Stored items from a collection:
----
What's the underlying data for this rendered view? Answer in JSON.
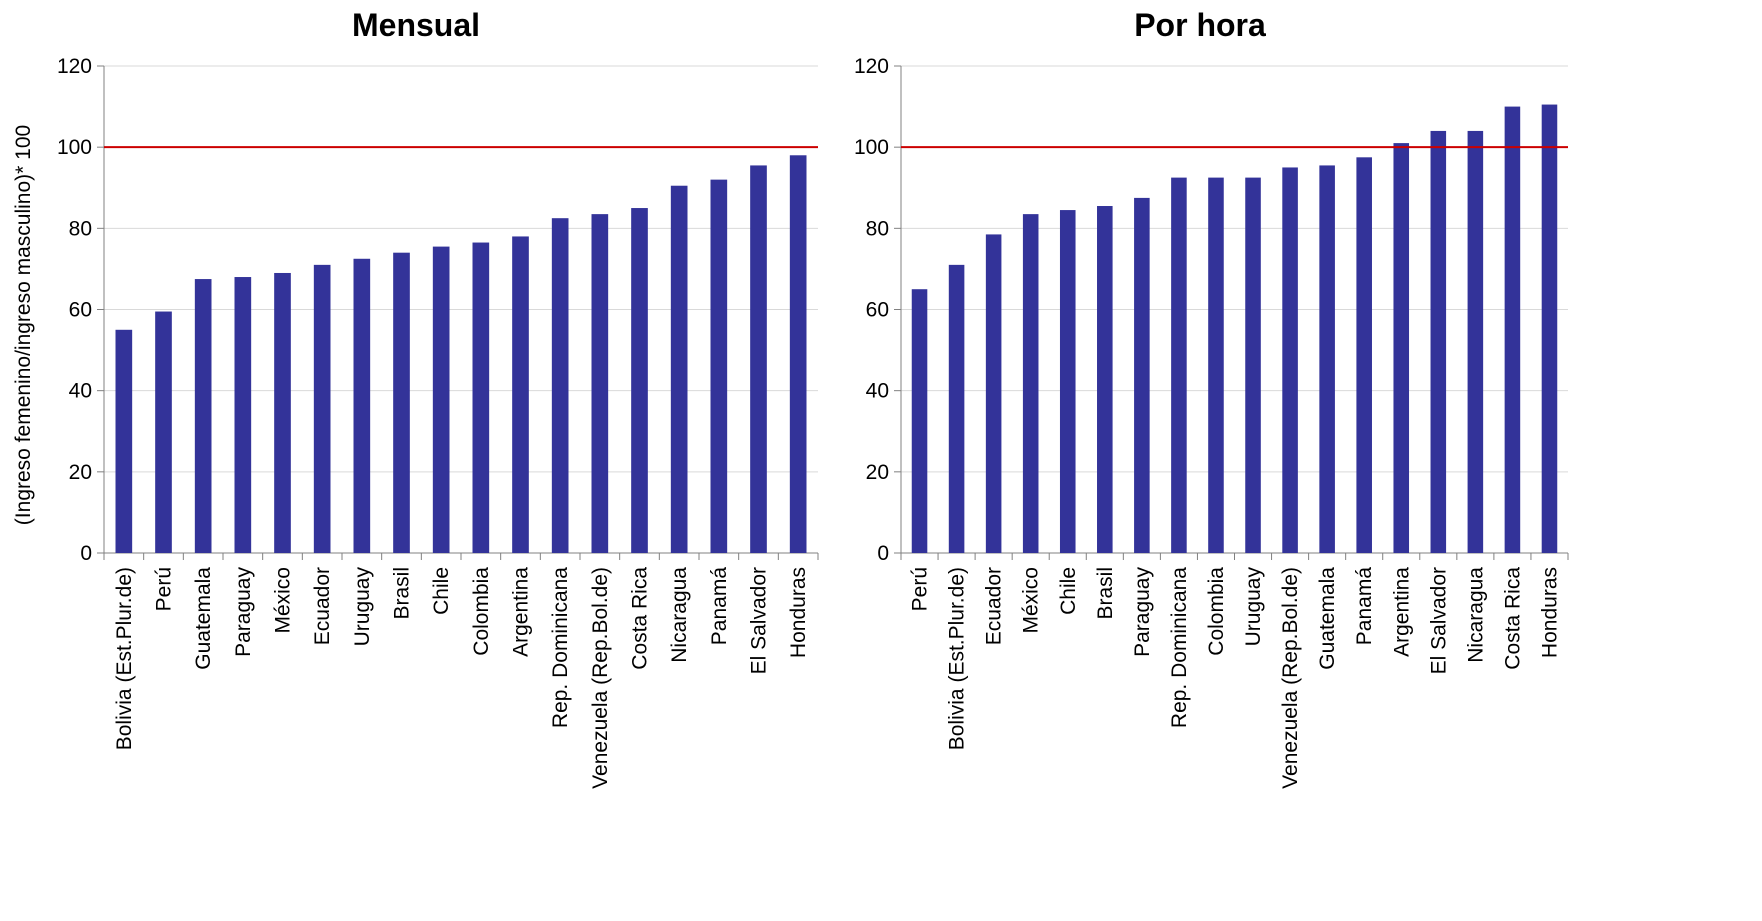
{
  "colors": {
    "bar": "#333399",
    "reference_line": "#cc0000",
    "grid": "#d9d9d9",
    "axis": "#808080"
  },
  "chart_data": [
    {
      "type": "bar",
      "title": "Mensual",
      "ylabel": "(Ingreso femenino/ingreso masculino)* 100",
      "xlabel": "",
      "ylim": [
        0,
        120
      ],
      "yticks": [
        0,
        20,
        40,
        60,
        80,
        100,
        120
      ],
      "reference_line": 100,
      "grid": true,
      "categories": [
        "Bolivia (Est.Plur.de)",
        "Perú",
        "Guatemala",
        "Paraguay",
        "México",
        "Ecuador",
        "Uruguay",
        "Brasil",
        "Chile",
        "Colombia",
        "Argentina",
        "Rep. Dominicana",
        "Venezuela (Rep.Bol.de)",
        "Costa Rica",
        "Nicaragua",
        "Panamá",
        "El Salvador",
        "Honduras"
      ],
      "values": [
        55,
        59.5,
        67.5,
        68,
        69,
        71,
        72.5,
        74,
        75.5,
        76.5,
        78,
        82.5,
        83.5,
        85,
        90.5,
        92,
        95.5,
        98
      ]
    },
    {
      "type": "bar",
      "title": "Por hora",
      "ylabel": "",
      "xlabel": "",
      "ylim": [
        0,
        120
      ],
      "yticks": [
        0,
        20,
        40,
        60,
        80,
        100,
        120
      ],
      "reference_line": 100,
      "grid": true,
      "categories": [
        "Perú",
        "Bolivia (Est.Plur.de)",
        "Ecuador",
        "México",
        "Chile",
        "Brasil",
        "Paraguay",
        "Rep. Dominicana",
        "Colombia",
        "Uruguay",
        "Venezuela (Rep.Bol.de)",
        "Guatemala",
        "Panamá",
        "Argentina",
        "El Salvador",
        "Nicaragua",
        "Costa Rica",
        "Honduras"
      ],
      "values": [
        65,
        71,
        78.5,
        83.5,
        84.5,
        85.5,
        87.5,
        92.5,
        92.5,
        92.5,
        95,
        95.5,
        97.5,
        101,
        104,
        104,
        110,
        110.5
      ]
    }
  ]
}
----
EXERCISE GOAL :: From the material above, copy everything exactly but the pictures.

EXPECTED OUTPUT ::
What's the underlying data for this rendered view? Answer in JSON.
{
  "colors": {
    "bar": "#333399",
    "reference_line": "#cc0000",
    "grid": "#d9d9d9",
    "axis": "#808080"
  },
  "chart_data": [
    {
      "type": "bar",
      "title": "Mensual",
      "ylabel": "(Ingreso femenino/ingreso masculino)* 100",
      "xlabel": "",
      "ylim": [
        0,
        120
      ],
      "yticks": [
        0,
        20,
        40,
        60,
        80,
        100,
        120
      ],
      "reference_line": 100,
      "grid": true,
      "categories": [
        "Bolivia (Est.Plur.de)",
        "Perú",
        "Guatemala",
        "Paraguay",
        "México",
        "Ecuador",
        "Uruguay",
        "Brasil",
        "Chile",
        "Colombia",
        "Argentina",
        "Rep. Dominicana",
        "Venezuela (Rep.Bol.de)",
        "Costa Rica",
        "Nicaragua",
        "Panamá",
        "El Salvador",
        "Honduras"
      ],
      "values": [
        55,
        59.5,
        67.5,
        68,
        69,
        71,
        72.5,
        74,
        75.5,
        76.5,
        78,
        82.5,
        83.5,
        85,
        90.5,
        92,
        95.5,
        98
      ]
    },
    {
      "type": "bar",
      "title": "Por hora",
      "ylabel": "",
      "xlabel": "",
      "ylim": [
        0,
        120
      ],
      "yticks": [
        0,
        20,
        40,
        60,
        80,
        100,
        120
      ],
      "reference_line": 100,
      "grid": true,
      "categories": [
        "Perú",
        "Bolivia (Est.Plur.de)",
        "Ecuador",
        "México",
        "Chile",
        "Brasil",
        "Paraguay",
        "Rep. Dominicana",
        "Colombia",
        "Uruguay",
        "Venezuela (Rep.Bol.de)",
        "Guatemala",
        "Panamá",
        "Argentina",
        "El Salvador",
        "Nicaragua",
        "Costa Rica",
        "Honduras"
      ],
      "values": [
        65,
        71,
        78.5,
        83.5,
        84.5,
        85.5,
        87.5,
        92.5,
        92.5,
        92.5,
        95,
        95.5,
        97.5,
        101,
        104,
        104,
        110,
        110.5
      ]
    }
  ]
}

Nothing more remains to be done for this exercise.